▸ **Exercise**
Quote the records below in full, exactly as given, with the images taken out.

** start of Data shown **

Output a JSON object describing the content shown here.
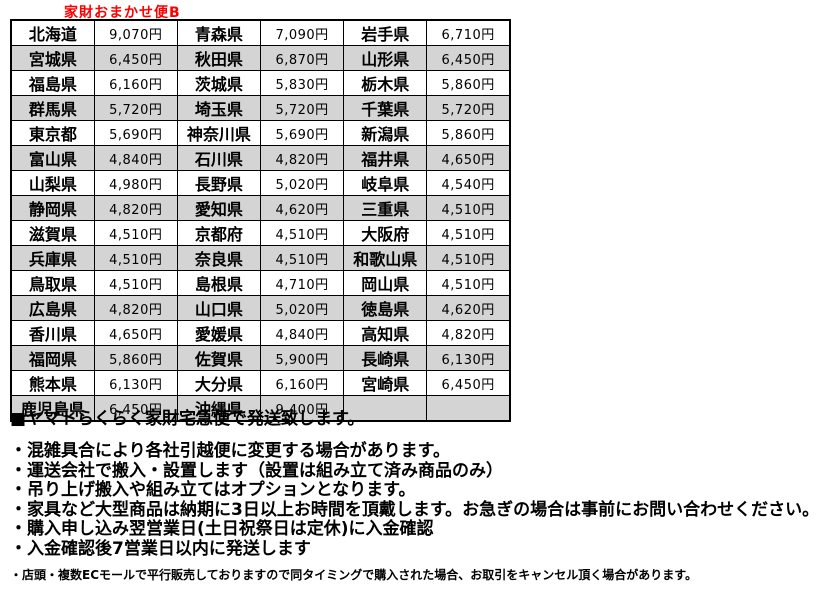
{
  "caption": "家財おまかせ便B",
  "table": {
    "rows": [
      [
        "北海道",
        "9,070円",
        "青森県",
        "7,090円",
        "岩手県",
        "6,710円"
      ],
      [
        "宮城県",
        "6,450円",
        "秋田県",
        "6,870円",
        "山形県",
        "6,450円"
      ],
      [
        "福島県",
        "6,160円",
        "茨城県",
        "5,830円",
        "栃木県",
        "5,860円"
      ],
      [
        "群馬県",
        "5,720円",
        "埼玉県",
        "5,720円",
        "千葉県",
        "5,720円"
      ],
      [
        "東京都",
        "5,690円",
        "神奈川県",
        "5,690円",
        "新潟県",
        "5,860円"
      ],
      [
        "富山県",
        "4,840円",
        "石川県",
        "4,820円",
        "福井県",
        "4,650円"
      ],
      [
        "山梨県",
        "4,980円",
        "長野県",
        "5,020円",
        "岐阜県",
        "4,540円"
      ],
      [
        "静岡県",
        "4,820円",
        "愛知県",
        "4,620円",
        "三重県",
        "4,510円"
      ],
      [
        "滋賀県",
        "4,510円",
        "京都府",
        "4,510円",
        "大阪府",
        "4,510円"
      ],
      [
        "兵庫県",
        "4,510円",
        "奈良県",
        "4,510円",
        "和歌山県",
        "4,510円"
      ],
      [
        "鳥取県",
        "4,510円",
        "島根県",
        "4,710円",
        "岡山県",
        "4,510円"
      ],
      [
        "広島県",
        "4,820円",
        "山口県",
        "5,020円",
        "徳島県",
        "4,620円"
      ],
      [
        "香川県",
        "4,650円",
        "愛媛県",
        "4,840円",
        "高知県",
        "4,820円"
      ],
      [
        "福岡県",
        "5,860円",
        "佐賀県",
        "5,900円",
        "長崎県",
        "6,130円"
      ],
      [
        "熊本県",
        "6,130円",
        "大分県",
        "6,160円",
        "宮崎県",
        "6,450円"
      ],
      [
        "鹿児島県",
        "6,450円",
        "沖縄県",
        "9,400円",
        "",
        ""
      ]
    ]
  },
  "notes": {
    "heading": "■ヤマトらくらく家財宅急便で発送致します。",
    "bullets": [
      "・混雑具合により各社引越便に変更する場合があります。",
      "・運送会社で搬入・設置します（設置は組み立て済み商品のみ）",
      "・吊り上げ搬入や組み立てはオプションとなります。",
      "・家具など大型商品は納期に3日以上お時間を頂戴します。お急ぎの場合は事前にお問い合わせください。",
      "・購入申し込み翌営業日(土日祝祭日は定休)に入金確認",
      "・入金確認後7営業日以内に発送します"
    ],
    "fine_print": "・店頭・複数ECモールで平行販売しておりますので同タイミングで購入された場合、お取引をキャンセル頂く場合があります。"
  },
  "colors": {
    "caption_red": "#ff0000",
    "row_shade": "#d4d4d4",
    "border": "#000000"
  }
}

** end of Data shown **

▸ **Solution to this problem**
Output a JSON object describing the content shown here.
{
  "caption": "家財おまかせ便B",
  "table": {
    "rows": [
      [
        "北海道",
        "9,070円",
        "青森県",
        "7,090円",
        "岩手県",
        "6,710円"
      ],
      [
        "宮城県",
        "6,450円",
        "秋田県",
        "6,870円",
        "山形県",
        "6,450円"
      ],
      [
        "福島県",
        "6,160円",
        "茨城県",
        "5,830円",
        "栃木県",
        "5,860円"
      ],
      [
        "群馬県",
        "5,720円",
        "埼玉県",
        "5,720円",
        "千葉県",
        "5,720円"
      ],
      [
        "東京都",
        "5,690円",
        "神奈川県",
        "5,690円",
        "新潟県",
        "5,860円"
      ],
      [
        "富山県",
        "4,840円",
        "石川県",
        "4,820円",
        "福井県",
        "4,650円"
      ],
      [
        "山梨県",
        "4,980円",
        "長野県",
        "5,020円",
        "岐阜県",
        "4,540円"
      ],
      [
        "静岡県",
        "4,820円",
        "愛知県",
        "4,620円",
        "三重県",
        "4,510円"
      ],
      [
        "滋賀県",
        "4,510円",
        "京都府",
        "4,510円",
        "大阪府",
        "4,510円"
      ],
      [
        "兵庫県",
        "4,510円",
        "奈良県",
        "4,510円",
        "和歌山県",
        "4,510円"
      ],
      [
        "鳥取県",
        "4,510円",
        "島根県",
        "4,710円",
        "岡山県",
        "4,510円"
      ],
      [
        "広島県",
        "4,820円",
        "山口県",
        "5,020円",
        "徳島県",
        "4,620円"
      ],
      [
        "香川県",
        "4,650円",
        "愛媛県",
        "4,840円",
        "高知県",
        "4,820円"
      ],
      [
        "福岡県",
        "5,860円",
        "佐賀県",
        "5,900円",
        "長崎県",
        "6,130円"
      ],
      [
        "熊本県",
        "6,130円",
        "大分県",
        "6,160円",
        "宮崎県",
        "6,450円"
      ],
      [
        "鹿児島県",
        "6,450円",
        "沖縄県",
        "9,400円",
        "",
        ""
      ]
    ]
  },
  "notes": {
    "heading": "■ヤマトらくらく家財宅急便で発送致します。",
    "bullets": [
      "・混雑具合により各社引越便に変更する場合があります。",
      "・運送会社で搬入・設置します（設置は組み立て済み商品のみ）",
      "・吊り上げ搬入や組み立てはオプションとなります。",
      "・家具など大型商品は納期に3日以上お時間を頂戴します。お急ぎの場合は事前にお問い合わせください。",
      "・購入申し込み翌営業日(土日祝祭日は定休)に入金確認",
      "・入金確認後7営業日以内に発送します"
    ],
    "fine_print": "・店頭・複数ECモールで平行販売しておりますので同タイミングで購入された場合、お取引をキャンセル頂く場合があります。"
  },
  "colors": {
    "caption_red": "#ff0000",
    "row_shade": "#d4d4d4",
    "border": "#000000"
  }
}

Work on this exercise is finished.